### What is needed:
From the listing below, select every line where the word "lecture" appears.

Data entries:
_ _ _ _
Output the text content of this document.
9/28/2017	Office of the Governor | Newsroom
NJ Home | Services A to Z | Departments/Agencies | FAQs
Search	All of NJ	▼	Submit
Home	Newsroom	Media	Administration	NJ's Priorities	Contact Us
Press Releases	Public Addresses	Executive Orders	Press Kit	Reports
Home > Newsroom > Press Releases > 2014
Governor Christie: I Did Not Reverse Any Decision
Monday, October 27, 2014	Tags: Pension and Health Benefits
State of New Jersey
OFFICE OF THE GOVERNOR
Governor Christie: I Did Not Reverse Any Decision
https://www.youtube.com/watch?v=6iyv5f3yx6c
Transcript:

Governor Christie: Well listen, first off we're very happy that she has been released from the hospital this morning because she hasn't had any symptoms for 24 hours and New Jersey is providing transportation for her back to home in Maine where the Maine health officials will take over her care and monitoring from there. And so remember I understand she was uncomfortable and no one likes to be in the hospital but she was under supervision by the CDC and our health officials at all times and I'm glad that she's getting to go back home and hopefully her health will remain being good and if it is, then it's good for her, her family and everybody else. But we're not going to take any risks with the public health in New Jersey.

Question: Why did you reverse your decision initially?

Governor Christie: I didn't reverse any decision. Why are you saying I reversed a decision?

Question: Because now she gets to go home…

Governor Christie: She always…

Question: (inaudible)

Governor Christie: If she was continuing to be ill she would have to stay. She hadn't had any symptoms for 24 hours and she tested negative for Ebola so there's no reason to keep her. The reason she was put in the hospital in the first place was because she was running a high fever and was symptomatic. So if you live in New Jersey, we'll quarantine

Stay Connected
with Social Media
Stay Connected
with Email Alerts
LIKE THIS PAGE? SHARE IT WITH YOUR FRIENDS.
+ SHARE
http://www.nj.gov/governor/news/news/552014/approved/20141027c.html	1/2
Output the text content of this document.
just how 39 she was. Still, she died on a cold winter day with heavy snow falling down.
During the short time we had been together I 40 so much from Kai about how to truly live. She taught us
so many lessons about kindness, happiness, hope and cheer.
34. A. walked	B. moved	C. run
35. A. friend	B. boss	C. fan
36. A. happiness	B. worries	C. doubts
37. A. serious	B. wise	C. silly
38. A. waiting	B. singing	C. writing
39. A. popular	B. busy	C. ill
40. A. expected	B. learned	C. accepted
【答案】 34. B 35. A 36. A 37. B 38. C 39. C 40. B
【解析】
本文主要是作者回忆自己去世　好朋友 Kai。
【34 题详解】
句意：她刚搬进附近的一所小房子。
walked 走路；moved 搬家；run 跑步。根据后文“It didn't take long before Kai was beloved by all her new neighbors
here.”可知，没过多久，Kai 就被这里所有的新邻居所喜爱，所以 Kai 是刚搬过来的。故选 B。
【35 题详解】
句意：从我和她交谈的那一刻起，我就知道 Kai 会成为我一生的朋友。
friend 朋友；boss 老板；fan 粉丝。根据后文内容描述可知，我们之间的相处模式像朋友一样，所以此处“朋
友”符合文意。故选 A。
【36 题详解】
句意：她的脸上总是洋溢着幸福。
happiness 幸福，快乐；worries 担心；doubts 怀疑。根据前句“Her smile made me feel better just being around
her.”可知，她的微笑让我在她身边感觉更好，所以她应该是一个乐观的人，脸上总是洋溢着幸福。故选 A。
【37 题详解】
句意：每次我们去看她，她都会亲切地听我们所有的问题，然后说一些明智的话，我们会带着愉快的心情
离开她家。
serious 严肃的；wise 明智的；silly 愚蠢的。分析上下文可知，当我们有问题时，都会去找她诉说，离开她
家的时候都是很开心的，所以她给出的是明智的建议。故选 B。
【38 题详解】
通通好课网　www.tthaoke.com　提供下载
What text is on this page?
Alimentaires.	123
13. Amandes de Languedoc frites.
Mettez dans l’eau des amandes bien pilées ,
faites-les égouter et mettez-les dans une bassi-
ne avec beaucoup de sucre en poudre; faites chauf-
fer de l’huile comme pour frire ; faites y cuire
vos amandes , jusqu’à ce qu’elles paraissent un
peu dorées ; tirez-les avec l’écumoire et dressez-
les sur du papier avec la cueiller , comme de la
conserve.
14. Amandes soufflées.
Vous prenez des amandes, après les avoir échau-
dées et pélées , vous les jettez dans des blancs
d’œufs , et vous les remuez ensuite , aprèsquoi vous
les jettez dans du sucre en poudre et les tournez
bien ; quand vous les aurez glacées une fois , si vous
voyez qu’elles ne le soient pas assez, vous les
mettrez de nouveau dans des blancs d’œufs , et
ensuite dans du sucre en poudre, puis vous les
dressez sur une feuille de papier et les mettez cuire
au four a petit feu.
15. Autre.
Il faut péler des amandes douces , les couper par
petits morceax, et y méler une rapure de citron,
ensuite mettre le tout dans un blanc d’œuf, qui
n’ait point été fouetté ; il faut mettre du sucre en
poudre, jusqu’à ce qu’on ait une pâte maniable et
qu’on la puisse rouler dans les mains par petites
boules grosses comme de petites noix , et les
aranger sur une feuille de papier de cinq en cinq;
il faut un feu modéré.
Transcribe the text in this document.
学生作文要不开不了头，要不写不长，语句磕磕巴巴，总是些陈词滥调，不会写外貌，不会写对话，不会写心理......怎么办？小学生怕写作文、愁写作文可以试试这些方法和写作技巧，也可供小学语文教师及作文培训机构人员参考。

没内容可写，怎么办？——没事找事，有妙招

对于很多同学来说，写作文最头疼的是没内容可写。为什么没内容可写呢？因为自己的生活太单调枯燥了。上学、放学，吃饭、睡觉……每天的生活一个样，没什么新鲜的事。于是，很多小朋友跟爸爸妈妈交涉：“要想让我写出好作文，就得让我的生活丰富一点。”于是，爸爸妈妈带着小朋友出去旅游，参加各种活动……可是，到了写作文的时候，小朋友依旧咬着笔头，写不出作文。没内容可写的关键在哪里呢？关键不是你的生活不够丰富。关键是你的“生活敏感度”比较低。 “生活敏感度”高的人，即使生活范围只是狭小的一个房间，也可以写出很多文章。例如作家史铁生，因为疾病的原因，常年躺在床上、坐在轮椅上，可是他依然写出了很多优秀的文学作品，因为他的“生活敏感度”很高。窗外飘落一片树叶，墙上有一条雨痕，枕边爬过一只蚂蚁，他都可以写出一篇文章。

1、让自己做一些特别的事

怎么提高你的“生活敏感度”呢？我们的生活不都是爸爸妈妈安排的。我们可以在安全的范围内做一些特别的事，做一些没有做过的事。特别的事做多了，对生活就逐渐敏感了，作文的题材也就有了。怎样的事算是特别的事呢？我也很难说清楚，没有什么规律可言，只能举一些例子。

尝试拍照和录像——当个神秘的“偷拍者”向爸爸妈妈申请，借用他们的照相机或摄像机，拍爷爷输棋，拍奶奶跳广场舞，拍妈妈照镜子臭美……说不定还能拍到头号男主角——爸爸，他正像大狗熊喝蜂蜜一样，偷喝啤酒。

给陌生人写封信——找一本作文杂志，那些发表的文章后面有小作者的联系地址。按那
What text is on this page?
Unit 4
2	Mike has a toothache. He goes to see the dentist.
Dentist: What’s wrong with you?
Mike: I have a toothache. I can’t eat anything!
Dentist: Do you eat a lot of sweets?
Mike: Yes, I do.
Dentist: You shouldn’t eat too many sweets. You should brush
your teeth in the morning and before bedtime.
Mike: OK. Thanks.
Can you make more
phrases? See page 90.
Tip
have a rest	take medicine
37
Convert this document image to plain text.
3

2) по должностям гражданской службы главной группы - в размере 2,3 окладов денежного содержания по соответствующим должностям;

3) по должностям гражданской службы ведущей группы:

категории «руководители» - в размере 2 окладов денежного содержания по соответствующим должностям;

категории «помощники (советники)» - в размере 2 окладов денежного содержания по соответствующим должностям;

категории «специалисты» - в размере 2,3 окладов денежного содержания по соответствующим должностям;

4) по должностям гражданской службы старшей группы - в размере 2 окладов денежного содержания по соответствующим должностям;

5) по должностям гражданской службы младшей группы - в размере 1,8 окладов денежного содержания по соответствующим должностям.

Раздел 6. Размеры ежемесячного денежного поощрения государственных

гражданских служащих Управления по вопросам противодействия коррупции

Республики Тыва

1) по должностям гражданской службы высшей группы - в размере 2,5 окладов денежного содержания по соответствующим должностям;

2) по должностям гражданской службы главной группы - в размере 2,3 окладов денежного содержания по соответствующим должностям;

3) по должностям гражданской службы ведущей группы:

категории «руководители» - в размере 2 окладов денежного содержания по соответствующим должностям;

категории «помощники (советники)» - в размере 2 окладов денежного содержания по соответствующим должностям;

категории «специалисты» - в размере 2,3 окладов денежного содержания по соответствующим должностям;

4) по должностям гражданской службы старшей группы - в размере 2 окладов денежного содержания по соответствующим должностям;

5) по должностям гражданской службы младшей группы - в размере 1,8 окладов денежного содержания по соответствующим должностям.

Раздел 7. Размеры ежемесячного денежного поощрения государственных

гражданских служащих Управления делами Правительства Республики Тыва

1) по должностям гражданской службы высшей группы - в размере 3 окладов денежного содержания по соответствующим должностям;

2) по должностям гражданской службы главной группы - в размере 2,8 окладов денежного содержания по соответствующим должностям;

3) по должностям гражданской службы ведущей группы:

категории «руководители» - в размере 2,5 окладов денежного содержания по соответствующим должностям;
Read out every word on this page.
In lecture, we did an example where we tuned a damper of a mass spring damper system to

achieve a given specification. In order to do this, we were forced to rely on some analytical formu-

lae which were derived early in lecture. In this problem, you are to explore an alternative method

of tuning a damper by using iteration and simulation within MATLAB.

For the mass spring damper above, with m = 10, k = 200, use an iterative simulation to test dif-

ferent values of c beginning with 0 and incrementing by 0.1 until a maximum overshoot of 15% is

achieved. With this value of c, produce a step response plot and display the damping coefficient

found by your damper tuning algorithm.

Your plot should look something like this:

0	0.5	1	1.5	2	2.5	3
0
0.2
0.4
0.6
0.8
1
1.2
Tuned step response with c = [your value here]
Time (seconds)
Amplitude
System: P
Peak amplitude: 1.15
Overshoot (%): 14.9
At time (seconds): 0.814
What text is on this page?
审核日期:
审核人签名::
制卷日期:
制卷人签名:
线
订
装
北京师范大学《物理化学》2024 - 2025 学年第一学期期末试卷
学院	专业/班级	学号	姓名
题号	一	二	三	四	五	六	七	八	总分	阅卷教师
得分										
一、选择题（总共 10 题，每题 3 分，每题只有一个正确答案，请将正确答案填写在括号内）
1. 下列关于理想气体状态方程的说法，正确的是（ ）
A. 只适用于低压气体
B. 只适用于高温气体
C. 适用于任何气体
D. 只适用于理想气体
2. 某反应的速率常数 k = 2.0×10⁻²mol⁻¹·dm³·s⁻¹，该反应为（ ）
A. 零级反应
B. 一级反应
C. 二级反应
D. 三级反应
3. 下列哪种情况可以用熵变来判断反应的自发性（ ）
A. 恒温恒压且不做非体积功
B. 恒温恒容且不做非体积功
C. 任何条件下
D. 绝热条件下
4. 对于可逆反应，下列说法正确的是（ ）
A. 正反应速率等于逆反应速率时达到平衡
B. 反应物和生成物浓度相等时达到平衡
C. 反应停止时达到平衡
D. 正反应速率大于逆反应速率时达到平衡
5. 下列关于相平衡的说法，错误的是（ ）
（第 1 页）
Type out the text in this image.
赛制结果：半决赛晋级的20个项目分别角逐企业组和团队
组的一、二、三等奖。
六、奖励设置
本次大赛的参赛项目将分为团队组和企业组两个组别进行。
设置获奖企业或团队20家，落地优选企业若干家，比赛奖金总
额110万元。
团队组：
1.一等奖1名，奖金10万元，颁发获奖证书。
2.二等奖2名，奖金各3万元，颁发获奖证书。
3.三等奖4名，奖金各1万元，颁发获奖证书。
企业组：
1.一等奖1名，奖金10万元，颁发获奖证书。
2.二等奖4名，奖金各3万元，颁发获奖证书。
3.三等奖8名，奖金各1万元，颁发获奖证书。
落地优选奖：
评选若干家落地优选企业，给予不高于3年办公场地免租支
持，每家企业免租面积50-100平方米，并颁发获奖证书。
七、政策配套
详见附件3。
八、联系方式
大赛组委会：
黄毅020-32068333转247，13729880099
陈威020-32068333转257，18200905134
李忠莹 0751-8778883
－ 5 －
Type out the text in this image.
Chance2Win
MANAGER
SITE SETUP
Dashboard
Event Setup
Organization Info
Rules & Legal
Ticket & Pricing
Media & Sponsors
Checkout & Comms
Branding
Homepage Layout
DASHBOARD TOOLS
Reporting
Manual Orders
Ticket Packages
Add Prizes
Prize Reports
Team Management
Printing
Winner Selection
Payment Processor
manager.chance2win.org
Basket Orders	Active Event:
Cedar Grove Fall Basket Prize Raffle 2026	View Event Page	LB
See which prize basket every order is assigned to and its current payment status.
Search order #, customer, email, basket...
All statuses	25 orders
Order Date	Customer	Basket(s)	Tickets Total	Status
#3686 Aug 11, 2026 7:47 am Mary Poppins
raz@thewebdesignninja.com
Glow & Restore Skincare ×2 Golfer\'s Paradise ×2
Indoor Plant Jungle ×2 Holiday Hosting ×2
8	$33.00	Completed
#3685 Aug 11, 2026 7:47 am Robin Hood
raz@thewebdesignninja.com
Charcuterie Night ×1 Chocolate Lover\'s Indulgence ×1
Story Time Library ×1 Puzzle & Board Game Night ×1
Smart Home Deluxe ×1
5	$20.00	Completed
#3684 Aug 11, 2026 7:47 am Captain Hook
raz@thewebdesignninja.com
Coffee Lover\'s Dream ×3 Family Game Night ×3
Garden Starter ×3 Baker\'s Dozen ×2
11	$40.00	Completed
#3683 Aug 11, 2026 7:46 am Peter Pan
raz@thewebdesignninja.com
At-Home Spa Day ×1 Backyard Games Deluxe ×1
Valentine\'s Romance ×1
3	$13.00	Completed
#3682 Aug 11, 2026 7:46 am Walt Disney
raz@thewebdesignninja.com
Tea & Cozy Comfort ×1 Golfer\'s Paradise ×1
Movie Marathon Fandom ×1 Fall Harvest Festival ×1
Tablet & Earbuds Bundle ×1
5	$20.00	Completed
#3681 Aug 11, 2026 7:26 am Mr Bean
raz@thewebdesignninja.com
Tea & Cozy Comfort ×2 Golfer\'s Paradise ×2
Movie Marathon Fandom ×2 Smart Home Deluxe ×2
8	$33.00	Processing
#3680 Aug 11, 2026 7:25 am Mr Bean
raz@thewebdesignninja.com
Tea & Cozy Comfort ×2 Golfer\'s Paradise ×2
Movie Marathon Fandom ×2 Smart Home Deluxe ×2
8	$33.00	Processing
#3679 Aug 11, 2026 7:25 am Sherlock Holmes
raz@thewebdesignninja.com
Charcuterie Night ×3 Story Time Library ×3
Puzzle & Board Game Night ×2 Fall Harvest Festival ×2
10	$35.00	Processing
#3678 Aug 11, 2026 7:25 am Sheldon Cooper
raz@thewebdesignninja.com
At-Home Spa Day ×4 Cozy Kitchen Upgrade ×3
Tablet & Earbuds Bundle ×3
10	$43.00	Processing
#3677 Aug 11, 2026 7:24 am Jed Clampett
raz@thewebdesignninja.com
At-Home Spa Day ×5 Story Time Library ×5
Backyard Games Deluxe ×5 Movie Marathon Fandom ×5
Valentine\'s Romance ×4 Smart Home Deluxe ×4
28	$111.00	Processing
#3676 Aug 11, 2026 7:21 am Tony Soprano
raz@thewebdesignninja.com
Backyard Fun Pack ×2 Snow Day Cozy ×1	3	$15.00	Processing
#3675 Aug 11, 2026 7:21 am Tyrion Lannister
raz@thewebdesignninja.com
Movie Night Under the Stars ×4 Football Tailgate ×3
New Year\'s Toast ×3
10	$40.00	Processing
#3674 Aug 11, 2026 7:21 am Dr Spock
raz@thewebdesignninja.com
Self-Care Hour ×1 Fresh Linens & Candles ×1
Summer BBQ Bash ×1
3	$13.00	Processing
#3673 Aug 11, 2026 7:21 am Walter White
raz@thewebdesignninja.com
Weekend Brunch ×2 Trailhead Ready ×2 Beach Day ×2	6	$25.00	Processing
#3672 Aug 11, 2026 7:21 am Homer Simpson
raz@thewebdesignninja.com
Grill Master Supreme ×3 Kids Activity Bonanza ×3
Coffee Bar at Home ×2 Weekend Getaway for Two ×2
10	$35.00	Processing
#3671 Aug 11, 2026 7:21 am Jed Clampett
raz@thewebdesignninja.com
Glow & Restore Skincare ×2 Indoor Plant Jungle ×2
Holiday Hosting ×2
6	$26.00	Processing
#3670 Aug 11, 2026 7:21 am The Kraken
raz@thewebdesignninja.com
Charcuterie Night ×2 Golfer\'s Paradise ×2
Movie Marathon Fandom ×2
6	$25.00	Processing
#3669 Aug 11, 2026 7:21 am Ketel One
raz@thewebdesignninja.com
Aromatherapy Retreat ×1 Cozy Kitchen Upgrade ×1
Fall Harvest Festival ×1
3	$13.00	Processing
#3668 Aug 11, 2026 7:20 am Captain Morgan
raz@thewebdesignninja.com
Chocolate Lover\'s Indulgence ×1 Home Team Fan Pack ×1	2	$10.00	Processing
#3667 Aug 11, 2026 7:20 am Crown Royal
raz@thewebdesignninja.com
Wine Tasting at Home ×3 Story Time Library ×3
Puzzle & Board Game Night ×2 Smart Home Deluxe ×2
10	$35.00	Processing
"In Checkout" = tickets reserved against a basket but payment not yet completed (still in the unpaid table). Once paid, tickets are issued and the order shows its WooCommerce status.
_ _ _ _
### Result of this task:
In lecture, we did an example where we tuned a damper of a mass spring damper system to
lae which were derived early in lecture. In this problem, you are to explore an alternative method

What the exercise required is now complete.